### Lines of data
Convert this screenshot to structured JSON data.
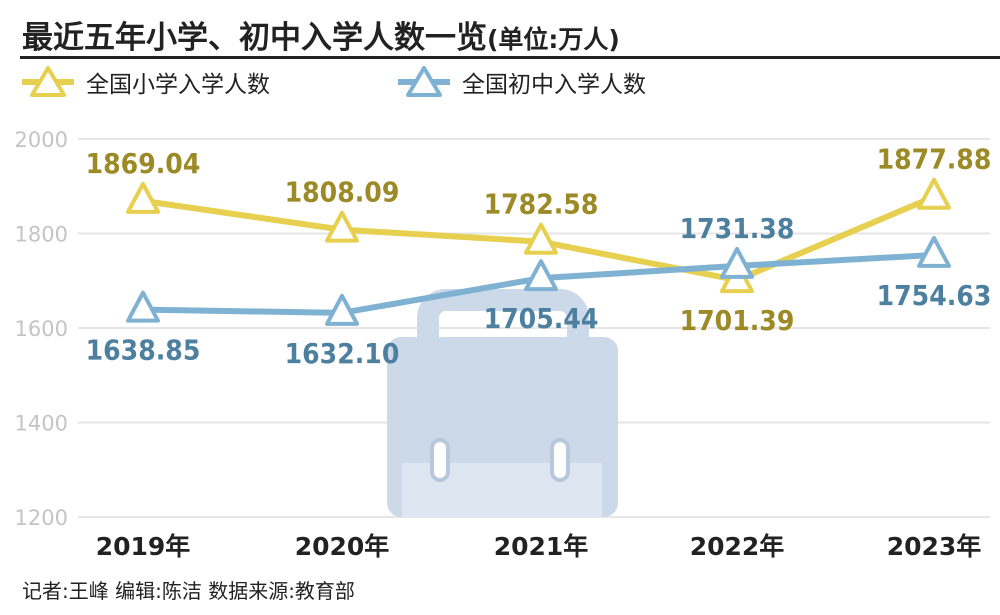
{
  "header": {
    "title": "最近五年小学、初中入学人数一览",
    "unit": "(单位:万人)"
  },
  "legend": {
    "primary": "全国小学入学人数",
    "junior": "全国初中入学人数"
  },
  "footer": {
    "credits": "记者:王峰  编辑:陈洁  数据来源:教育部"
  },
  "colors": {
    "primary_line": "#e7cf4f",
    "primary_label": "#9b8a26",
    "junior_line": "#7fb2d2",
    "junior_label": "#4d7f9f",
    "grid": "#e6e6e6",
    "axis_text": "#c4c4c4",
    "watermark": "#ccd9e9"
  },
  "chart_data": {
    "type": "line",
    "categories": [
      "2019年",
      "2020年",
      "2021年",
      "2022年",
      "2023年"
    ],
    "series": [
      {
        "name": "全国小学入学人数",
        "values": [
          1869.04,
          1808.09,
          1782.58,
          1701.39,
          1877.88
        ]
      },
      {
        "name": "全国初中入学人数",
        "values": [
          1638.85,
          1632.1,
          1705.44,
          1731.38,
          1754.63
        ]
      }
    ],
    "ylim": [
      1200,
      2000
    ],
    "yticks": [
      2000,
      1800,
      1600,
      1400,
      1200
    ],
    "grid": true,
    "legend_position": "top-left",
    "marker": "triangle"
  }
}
--
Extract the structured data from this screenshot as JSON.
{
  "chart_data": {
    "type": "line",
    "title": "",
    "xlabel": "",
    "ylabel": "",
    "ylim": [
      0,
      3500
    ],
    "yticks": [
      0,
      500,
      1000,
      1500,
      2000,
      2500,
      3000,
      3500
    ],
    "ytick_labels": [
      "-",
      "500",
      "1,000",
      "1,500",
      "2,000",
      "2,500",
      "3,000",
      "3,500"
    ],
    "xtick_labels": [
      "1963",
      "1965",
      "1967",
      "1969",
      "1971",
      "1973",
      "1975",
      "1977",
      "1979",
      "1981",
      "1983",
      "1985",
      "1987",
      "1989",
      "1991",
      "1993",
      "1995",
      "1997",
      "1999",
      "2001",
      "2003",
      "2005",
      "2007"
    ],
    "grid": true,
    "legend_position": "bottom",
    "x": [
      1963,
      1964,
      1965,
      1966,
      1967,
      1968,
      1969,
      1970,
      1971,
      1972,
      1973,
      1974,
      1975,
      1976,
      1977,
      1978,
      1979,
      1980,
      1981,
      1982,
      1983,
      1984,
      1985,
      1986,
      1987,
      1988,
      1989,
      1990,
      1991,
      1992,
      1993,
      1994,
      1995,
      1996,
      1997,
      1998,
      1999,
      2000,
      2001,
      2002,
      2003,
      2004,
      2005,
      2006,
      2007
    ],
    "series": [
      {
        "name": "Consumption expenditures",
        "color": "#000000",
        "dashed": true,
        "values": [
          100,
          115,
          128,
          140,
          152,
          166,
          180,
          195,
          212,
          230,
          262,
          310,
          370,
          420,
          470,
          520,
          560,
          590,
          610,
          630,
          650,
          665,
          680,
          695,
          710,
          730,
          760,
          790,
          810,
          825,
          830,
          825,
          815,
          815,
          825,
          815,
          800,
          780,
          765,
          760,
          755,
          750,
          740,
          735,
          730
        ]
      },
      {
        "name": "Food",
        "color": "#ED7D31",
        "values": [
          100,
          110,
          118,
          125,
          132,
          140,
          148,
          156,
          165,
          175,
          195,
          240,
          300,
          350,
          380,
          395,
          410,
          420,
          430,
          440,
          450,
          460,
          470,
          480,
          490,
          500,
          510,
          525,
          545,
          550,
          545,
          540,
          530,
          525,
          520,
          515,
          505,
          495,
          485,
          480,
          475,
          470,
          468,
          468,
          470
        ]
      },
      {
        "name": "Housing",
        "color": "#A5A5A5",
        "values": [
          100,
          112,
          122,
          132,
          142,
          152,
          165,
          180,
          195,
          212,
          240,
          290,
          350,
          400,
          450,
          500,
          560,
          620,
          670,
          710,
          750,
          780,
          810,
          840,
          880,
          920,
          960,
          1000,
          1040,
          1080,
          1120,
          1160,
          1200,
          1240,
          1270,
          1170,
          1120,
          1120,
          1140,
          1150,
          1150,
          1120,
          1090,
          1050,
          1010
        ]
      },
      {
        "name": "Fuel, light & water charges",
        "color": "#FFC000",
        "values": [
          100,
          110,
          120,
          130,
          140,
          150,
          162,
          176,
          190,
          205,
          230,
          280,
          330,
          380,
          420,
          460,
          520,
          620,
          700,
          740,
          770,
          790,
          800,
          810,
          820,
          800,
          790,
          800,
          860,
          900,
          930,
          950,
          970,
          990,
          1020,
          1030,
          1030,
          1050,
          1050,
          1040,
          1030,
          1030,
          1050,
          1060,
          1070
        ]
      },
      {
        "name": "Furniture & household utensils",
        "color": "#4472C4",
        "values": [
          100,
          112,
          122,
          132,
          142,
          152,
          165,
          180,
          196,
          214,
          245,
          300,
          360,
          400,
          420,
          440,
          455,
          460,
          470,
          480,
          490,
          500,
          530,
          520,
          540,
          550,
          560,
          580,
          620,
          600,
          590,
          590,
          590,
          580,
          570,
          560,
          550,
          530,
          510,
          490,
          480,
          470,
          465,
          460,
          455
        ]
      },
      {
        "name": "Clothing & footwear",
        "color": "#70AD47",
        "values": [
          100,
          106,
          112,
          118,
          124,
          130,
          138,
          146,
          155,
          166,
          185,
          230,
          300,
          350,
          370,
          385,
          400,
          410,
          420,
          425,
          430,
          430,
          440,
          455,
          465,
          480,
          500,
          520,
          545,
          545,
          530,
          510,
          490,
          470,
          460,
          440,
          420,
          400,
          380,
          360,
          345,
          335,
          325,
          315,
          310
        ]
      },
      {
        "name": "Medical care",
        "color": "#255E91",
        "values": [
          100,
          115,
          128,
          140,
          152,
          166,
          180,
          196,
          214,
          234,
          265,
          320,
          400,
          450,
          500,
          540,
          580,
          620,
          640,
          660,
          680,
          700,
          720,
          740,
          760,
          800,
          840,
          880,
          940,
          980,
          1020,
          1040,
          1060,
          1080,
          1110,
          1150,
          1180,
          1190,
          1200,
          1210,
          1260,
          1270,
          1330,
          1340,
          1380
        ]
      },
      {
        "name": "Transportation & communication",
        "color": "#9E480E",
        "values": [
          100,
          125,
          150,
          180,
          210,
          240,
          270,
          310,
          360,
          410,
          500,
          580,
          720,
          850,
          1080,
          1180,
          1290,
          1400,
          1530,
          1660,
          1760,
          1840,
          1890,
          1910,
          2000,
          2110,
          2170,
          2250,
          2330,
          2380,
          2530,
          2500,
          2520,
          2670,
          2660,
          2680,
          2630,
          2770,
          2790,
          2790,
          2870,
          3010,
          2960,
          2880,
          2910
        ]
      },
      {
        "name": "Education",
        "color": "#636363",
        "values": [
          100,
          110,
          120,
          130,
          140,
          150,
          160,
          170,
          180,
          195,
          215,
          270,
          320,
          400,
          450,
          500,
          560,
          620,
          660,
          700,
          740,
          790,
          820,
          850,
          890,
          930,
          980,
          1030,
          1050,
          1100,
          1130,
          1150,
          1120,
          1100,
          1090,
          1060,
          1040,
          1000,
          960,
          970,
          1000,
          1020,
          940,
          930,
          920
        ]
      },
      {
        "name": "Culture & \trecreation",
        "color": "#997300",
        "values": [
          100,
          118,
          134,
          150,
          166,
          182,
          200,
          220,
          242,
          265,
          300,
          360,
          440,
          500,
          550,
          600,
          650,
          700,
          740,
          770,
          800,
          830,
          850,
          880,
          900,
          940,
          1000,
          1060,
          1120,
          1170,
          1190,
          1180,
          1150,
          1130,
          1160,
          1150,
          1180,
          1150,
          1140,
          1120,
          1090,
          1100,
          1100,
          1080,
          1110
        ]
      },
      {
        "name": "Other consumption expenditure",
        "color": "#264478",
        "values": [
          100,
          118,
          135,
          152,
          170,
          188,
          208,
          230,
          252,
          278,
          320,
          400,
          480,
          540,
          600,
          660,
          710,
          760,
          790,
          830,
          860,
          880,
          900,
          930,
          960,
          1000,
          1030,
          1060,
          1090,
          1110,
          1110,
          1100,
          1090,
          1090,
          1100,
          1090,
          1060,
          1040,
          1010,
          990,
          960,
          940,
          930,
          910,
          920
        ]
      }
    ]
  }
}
...
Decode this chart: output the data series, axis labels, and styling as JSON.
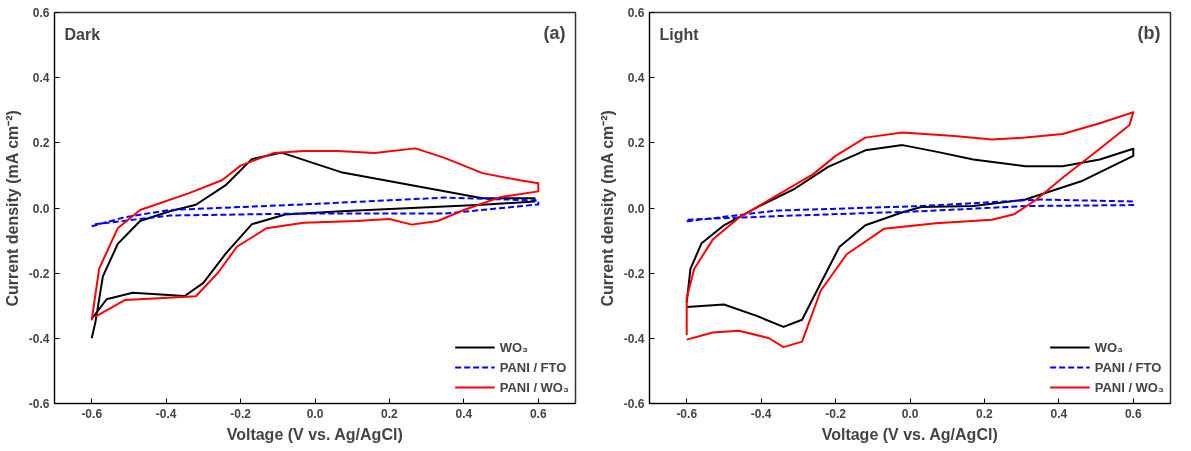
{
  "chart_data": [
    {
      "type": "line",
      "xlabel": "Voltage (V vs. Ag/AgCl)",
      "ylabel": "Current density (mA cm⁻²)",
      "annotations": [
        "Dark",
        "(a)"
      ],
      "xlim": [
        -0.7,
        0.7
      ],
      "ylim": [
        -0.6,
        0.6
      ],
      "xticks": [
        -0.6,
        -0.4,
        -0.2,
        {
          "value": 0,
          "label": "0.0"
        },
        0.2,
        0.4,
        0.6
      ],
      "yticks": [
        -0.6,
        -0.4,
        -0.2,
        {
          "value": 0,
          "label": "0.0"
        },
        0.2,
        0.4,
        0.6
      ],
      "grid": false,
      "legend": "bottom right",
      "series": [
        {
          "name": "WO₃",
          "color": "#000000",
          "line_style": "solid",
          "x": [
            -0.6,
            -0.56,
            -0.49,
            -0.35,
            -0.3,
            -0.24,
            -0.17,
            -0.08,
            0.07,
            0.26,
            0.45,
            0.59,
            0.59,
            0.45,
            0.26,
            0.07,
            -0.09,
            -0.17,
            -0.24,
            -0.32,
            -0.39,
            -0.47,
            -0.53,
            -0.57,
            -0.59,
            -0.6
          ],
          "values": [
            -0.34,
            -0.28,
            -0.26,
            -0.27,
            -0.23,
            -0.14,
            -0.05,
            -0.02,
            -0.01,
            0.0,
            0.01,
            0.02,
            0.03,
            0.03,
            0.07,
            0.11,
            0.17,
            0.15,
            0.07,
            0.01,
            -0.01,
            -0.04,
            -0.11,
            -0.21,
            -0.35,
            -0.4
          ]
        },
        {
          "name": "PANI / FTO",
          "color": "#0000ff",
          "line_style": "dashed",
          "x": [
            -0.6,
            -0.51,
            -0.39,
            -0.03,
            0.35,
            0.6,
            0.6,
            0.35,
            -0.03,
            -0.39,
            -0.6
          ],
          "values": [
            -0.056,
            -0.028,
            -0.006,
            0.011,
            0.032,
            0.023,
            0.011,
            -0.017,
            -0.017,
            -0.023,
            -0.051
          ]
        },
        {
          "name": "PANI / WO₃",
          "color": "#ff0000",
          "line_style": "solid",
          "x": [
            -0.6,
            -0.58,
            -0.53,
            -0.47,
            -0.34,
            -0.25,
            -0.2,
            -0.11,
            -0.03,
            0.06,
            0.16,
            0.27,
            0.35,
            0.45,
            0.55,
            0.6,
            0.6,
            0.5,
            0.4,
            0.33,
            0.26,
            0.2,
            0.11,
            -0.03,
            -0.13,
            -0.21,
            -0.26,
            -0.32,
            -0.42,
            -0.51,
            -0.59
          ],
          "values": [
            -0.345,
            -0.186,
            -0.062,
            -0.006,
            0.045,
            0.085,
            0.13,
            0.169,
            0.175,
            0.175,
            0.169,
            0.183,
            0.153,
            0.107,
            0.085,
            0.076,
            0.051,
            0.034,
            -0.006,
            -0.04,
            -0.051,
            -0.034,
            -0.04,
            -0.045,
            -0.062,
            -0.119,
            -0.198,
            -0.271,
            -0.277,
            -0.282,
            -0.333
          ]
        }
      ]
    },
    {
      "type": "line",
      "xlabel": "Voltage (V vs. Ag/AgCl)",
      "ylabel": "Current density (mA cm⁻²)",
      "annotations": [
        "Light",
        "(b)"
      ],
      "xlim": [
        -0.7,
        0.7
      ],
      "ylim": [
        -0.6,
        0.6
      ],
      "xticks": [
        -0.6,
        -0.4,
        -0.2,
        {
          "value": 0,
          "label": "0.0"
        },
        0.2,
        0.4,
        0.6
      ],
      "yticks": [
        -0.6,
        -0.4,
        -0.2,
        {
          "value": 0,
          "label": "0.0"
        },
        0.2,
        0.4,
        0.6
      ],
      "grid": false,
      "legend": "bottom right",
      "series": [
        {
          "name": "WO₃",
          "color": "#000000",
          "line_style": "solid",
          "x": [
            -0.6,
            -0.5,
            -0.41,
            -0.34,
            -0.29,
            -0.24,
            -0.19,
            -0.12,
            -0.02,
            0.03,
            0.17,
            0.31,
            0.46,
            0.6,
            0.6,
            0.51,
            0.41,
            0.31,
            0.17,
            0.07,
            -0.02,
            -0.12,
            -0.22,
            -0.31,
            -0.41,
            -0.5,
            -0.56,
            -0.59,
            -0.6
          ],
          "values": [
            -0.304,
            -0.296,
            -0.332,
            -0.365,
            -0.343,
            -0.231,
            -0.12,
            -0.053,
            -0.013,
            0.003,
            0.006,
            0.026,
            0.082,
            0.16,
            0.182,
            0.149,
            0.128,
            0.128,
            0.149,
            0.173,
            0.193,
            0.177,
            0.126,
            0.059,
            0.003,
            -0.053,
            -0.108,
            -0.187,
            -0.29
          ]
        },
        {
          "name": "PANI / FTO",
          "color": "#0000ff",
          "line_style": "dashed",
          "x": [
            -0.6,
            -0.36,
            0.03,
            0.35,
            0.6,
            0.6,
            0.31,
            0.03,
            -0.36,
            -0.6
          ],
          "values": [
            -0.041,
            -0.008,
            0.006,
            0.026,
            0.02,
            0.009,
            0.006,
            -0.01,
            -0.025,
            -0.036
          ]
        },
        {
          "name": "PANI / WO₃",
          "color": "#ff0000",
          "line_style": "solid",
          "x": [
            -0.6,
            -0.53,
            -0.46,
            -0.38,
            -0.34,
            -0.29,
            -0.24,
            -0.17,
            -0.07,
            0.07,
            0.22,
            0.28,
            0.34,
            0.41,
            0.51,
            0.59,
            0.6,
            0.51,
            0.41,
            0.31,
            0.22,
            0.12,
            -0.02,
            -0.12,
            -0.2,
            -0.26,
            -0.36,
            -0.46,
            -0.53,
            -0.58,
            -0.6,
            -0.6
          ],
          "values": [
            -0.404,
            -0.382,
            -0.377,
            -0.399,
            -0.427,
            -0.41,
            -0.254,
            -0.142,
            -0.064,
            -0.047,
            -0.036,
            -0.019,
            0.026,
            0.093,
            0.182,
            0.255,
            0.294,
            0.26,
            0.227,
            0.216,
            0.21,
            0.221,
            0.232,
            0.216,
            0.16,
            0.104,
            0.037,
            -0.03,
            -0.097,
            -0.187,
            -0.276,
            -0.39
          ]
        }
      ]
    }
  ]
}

### Your task
From the data above, show each line that contains "this".

### Response
Convert this screenshot to structured JSON data.
Extract the structured data from this screenshot as JSON.
Decode this chart: output the data series, axis labels, and styling as JSON.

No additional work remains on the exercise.